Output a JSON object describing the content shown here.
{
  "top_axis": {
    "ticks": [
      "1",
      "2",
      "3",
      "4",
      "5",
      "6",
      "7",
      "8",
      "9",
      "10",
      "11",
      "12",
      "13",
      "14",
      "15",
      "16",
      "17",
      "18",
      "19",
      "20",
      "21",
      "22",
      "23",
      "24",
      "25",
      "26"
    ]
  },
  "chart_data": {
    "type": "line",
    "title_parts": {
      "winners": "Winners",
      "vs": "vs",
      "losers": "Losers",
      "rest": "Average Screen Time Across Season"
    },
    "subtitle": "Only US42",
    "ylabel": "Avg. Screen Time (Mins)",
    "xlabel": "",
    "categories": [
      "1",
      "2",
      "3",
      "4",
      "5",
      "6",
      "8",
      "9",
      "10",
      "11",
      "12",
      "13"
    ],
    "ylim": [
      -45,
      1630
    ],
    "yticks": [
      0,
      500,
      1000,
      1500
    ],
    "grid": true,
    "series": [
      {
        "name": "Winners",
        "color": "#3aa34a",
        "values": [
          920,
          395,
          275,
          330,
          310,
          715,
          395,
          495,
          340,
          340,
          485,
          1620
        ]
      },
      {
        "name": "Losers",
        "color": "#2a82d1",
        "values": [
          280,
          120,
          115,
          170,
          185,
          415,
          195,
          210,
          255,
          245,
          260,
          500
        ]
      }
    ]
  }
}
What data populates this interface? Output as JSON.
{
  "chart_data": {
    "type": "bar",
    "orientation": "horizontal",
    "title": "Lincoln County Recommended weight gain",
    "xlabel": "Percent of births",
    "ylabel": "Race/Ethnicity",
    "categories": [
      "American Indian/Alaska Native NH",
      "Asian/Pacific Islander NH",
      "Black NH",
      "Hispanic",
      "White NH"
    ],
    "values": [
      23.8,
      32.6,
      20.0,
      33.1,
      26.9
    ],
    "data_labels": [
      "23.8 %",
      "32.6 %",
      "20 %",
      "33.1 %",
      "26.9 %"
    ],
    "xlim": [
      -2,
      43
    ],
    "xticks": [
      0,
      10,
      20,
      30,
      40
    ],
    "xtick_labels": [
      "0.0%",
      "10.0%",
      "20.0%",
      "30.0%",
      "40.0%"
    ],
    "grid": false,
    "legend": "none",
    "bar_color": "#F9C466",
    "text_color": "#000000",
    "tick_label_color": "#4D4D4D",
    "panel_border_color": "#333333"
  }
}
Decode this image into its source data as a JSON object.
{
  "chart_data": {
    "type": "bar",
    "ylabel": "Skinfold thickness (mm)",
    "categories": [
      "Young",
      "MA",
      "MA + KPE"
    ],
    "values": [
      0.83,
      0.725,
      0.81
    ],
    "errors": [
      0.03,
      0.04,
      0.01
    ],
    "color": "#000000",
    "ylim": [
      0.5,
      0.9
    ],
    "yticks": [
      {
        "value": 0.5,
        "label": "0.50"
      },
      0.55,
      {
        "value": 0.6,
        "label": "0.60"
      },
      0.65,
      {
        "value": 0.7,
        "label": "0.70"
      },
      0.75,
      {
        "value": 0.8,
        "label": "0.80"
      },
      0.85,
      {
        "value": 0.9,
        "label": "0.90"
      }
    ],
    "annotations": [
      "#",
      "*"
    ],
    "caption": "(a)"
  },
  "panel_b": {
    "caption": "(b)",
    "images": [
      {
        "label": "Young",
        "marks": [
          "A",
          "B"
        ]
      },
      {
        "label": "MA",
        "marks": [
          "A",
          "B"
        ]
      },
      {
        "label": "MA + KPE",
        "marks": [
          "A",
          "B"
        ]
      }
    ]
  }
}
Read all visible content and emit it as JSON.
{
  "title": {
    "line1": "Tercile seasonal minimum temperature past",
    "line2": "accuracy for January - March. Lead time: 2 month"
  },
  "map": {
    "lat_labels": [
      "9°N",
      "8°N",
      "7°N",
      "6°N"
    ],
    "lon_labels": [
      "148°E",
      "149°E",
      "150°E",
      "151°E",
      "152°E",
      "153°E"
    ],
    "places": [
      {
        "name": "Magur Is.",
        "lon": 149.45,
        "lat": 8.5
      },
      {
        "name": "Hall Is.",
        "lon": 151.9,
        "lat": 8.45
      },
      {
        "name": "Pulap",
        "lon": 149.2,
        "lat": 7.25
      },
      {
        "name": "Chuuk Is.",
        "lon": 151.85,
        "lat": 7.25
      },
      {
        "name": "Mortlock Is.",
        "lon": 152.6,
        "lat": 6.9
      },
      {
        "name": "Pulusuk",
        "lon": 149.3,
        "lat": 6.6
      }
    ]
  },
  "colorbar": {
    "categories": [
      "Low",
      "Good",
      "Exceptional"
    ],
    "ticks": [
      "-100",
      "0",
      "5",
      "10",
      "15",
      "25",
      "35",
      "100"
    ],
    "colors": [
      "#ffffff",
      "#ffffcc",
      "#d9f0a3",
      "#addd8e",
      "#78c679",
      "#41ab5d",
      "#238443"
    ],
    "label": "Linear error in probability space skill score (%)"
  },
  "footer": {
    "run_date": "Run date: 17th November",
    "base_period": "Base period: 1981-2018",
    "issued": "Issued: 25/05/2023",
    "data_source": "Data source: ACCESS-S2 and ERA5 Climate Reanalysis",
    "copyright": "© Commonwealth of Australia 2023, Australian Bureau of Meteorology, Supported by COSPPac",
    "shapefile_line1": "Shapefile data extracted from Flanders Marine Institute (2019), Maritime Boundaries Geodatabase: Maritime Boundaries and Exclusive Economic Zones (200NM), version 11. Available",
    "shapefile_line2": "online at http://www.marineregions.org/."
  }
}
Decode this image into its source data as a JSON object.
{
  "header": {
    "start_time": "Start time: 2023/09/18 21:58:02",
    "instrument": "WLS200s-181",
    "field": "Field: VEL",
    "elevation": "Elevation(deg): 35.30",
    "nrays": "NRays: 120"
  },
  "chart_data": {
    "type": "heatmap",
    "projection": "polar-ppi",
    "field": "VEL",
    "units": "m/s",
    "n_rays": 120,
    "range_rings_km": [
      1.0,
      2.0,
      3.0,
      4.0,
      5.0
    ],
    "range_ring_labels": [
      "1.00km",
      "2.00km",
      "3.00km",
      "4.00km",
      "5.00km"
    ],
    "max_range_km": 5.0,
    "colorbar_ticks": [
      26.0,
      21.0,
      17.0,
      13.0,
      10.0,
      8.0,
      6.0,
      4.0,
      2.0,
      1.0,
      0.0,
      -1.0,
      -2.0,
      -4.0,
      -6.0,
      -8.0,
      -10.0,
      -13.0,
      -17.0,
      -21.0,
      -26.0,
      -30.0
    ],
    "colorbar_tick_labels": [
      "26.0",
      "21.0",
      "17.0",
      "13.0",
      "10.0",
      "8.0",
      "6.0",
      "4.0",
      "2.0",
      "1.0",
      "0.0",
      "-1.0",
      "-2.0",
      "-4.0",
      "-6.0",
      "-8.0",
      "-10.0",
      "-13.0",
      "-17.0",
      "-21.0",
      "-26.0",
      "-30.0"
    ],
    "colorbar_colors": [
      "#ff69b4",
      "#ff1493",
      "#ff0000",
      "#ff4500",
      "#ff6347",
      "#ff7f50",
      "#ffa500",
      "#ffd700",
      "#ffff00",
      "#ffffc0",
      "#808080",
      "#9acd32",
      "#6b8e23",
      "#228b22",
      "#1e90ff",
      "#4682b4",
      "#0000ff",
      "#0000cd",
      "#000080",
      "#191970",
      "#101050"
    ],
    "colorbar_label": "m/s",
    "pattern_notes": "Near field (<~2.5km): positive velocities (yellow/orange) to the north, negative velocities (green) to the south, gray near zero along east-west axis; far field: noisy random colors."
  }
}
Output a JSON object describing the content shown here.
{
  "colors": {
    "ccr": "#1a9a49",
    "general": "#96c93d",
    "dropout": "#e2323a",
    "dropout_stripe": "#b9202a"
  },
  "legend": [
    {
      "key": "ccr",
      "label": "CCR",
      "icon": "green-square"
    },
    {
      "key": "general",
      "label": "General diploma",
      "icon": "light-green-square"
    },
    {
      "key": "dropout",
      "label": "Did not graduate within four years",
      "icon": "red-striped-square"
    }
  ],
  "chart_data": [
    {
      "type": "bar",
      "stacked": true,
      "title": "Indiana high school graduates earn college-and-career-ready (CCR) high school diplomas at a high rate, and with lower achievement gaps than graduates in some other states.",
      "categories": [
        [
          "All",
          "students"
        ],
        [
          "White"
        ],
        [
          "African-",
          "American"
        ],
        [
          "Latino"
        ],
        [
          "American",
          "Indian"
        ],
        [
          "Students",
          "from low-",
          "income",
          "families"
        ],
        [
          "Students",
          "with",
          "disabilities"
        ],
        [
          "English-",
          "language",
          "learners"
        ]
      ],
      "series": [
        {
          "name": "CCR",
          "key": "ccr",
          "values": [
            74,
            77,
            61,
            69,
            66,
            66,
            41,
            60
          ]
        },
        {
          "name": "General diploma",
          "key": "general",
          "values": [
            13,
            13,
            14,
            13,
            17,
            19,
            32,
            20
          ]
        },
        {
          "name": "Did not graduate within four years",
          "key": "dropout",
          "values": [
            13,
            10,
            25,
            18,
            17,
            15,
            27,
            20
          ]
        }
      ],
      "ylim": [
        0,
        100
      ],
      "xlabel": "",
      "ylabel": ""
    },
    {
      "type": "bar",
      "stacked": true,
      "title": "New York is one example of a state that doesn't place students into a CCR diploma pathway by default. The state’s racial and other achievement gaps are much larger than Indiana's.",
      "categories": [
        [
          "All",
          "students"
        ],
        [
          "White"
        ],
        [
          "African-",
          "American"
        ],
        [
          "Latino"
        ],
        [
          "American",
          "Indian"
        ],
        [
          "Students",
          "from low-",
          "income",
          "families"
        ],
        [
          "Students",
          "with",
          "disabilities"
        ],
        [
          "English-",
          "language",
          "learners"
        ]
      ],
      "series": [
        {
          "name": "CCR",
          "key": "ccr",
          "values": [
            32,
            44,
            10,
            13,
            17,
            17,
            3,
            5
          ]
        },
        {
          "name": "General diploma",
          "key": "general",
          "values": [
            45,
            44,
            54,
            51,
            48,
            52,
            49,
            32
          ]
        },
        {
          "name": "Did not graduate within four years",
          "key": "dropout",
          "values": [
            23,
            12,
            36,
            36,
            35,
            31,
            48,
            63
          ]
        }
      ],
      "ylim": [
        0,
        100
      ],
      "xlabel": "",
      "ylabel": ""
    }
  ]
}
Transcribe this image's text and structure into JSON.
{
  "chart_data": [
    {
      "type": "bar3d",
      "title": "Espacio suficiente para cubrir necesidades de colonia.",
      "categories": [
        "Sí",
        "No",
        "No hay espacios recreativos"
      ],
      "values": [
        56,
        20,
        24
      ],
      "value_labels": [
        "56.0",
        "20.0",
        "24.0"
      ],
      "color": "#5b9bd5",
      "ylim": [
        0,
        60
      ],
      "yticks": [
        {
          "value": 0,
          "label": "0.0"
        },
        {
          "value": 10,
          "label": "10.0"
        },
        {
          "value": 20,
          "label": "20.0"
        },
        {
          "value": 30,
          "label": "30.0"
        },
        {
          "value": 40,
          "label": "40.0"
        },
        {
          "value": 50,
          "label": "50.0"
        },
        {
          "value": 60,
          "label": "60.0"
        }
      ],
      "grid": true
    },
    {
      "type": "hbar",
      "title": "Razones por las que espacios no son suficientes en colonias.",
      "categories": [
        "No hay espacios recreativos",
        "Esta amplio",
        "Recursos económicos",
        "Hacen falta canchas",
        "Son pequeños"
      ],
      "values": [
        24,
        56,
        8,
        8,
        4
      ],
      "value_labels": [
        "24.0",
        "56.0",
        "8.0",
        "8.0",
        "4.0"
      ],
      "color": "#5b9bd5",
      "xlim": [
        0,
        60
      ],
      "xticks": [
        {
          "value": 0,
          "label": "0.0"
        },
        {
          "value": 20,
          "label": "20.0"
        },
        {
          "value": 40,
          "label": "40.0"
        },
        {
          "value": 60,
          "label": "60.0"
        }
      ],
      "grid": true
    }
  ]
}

What the task asks:
Which lines hold the word "field"? Return all of them from the records above.

Result for this task:
    "field": "Field: VEL",
    "field": "VEL",
    "pattern_notes": "Near field (<~2.5km): positive velocities (yellow/orange) to the north, negative velocities (green) to the south, gray near zero along east-west axis; far field: noisy random colors."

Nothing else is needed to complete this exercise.